- EXERCISE REQUIREMENTS: Every entry, from the first line to the last, should be output exactly.

- DATA RECORDS:
::::
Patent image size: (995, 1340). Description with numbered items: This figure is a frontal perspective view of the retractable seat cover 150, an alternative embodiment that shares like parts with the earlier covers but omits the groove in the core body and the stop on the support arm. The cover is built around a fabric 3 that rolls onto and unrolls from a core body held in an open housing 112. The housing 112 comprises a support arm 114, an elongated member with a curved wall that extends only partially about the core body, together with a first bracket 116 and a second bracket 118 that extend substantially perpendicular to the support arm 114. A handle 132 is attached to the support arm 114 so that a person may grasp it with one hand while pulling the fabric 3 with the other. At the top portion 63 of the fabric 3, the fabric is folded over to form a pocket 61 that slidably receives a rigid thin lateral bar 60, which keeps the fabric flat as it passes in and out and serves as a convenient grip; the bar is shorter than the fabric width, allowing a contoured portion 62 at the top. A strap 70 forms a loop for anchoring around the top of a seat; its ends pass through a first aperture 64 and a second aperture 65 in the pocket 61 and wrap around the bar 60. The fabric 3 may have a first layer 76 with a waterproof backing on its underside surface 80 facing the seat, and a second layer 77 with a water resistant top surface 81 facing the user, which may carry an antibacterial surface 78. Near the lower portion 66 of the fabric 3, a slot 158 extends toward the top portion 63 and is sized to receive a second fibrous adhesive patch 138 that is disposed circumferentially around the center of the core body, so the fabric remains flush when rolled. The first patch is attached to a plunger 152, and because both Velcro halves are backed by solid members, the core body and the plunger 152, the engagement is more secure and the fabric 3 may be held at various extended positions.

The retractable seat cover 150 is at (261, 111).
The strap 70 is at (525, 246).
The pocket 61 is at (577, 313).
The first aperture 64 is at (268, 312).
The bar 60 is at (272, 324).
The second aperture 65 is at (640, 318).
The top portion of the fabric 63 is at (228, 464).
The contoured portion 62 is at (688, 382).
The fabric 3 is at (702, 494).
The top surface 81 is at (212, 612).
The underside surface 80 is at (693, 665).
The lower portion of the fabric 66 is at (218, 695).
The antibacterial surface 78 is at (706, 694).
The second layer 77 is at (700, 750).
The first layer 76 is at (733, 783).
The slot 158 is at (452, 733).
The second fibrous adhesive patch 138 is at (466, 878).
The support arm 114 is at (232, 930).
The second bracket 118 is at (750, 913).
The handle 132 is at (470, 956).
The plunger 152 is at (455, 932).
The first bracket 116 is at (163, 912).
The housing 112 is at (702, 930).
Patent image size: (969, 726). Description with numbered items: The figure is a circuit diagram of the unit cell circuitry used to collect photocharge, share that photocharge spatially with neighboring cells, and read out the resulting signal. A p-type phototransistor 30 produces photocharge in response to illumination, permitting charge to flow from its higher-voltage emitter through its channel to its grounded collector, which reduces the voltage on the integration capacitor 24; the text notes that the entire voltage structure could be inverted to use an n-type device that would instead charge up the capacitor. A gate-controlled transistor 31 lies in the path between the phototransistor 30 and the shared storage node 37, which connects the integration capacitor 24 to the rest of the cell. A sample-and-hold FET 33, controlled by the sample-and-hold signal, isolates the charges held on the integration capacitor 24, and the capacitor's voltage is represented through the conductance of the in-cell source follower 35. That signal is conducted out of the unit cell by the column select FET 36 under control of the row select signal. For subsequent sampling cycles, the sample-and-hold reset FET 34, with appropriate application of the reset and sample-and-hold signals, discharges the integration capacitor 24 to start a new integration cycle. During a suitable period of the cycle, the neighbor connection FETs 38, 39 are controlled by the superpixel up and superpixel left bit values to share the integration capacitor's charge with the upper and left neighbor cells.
::::
- WRITTEN SOLUTION:
Patent image size: (995, 1340). Description with numbered items: This figure is a frontal perspective view of the retractable seat cover 150, an alternative embodiment that shares like parts with the earlier covers but omits the groove in the core body and the stop on the support arm. The cover is built around a fabric 3 that rolls onto and unrolls from a core body held in an open housing 112. The housing 112 comprises a support arm 114, an elongated member with a curved wall that extends only partially about the core body, together with a first bracket 116 and a second bracket 118 that extend substantially perpendicular to the support arm 114. A handle 132 is attached to the support arm 114 so that a person may grasp it with one hand while pulling the fabric 3 with the other. At the top portion 63 of the fabric 3, the fabric is folded over to form a pocket 61 that slidably receives a rigid thin lateral bar 60, which keeps the fabric flat as it passes in and out and serves as a convenient grip; the bar is shorter than the fabric width, allowing a contoured portion 62 at the top. A strap 70 forms a loop for anchoring around the top of a seat; its ends pass through a first aperture 64 and a second aperture 65 in the pocket 61 and wrap around the bar 60. The fabric 3 may have a first layer 76 with a waterproof backing on its underside surface 80 facing the seat, and a second layer 77 with a water resistant top surface 81 facing the user, which may carry an antibacterial surface 78. Near the lower portion 66 of the fabric 3, a slot 158 extends toward the top portion 63 and is sized to receive a second fibrous adhesive patch 138 that is disposed circumferentially around the center of the core body, so the fabric remains flush when rolled. The first patch is attached to a plunger 152, and because both Velcro halves are backed by solid members, the core body and the plunger 152, the engagement is more secure and the fabric 3 may be held at various extended positions.

The retractable seat cover 150 is at (261, 111).
The strap 70 is at (525, 246).
The pocket 61 is at (577, 313).
The first aperture 64 is at (268, 312).
The bar 60 is at (272, 324).
The second aperture 65 is at (640, 318).
The top portion of the fabric 63 is at (228, 464).
The contoured portion 62 is at (688, 382).
The fabric 3 is at (702, 494).
The top surface 81 is at (212, 612).
The underside surface 80 is at (693, 665).
The lower portion of the fabric 66 is at (218, 695).
The antibacterial surface 78 is at (706, 694).
The second layer 77 is at (700, 750).
The first layer 76 is at (733, 783).
The slot 158 is at (452, 733).
The second fibrous adhesive patch 138 is at (466, 878).
The support arm 114 is at (232, 930).
The second bracket 118 is at (750, 913).
The handle 132 is at (470, 956).
The plunger 152 is at (455, 932).
The first bracket 116 is at (163, 912).
The housing 112 is at (702, 930).
Patent image size: (969, 726). Description with numbered items: The figure is a circuit diagram of the unit cell circuitry used to collect photocharge, share that photocharge spatially with neighboring cells, and read out the resulting signal. A p-type phototransistor 30 produces photocharge in response to illumination, permitting charge to flow from its higher-voltage emitter through its channel to its grounded collector, which reduces the voltage on the integration capacitor 24; the text notes that the entire voltage structure could be inverted to use an n-type device that would instead charge up the capacitor. A gate-controlled transistor 31 lies in the path between the phototransistor 30 and the shared storage node 37, which connects the integration capacitor 24 to the rest of the cell. A sample-and-hold FET 33, controlled by the sample-and-hold signal, isolates the charges held on the integration capacitor 24, and the capacitor's voltage is represented through the conductance of the in-cell source follower 35. That signal is conducted out of the unit cell by the column select FET 36 under control of the row select signal. For subsequent sampling cycles, the sample-and-hold reset FET 34, with appropriate application of the reset and sample-and-hold signals, discharges the integration capacitor 24 to start a new integration cycle. During a suitable period of the cycle, the neighbor connection FETs 38, 39 are controlled by the superpixel up and superpixel left bit values to share the integration capacitor's charge with the upper and left neighbor cells.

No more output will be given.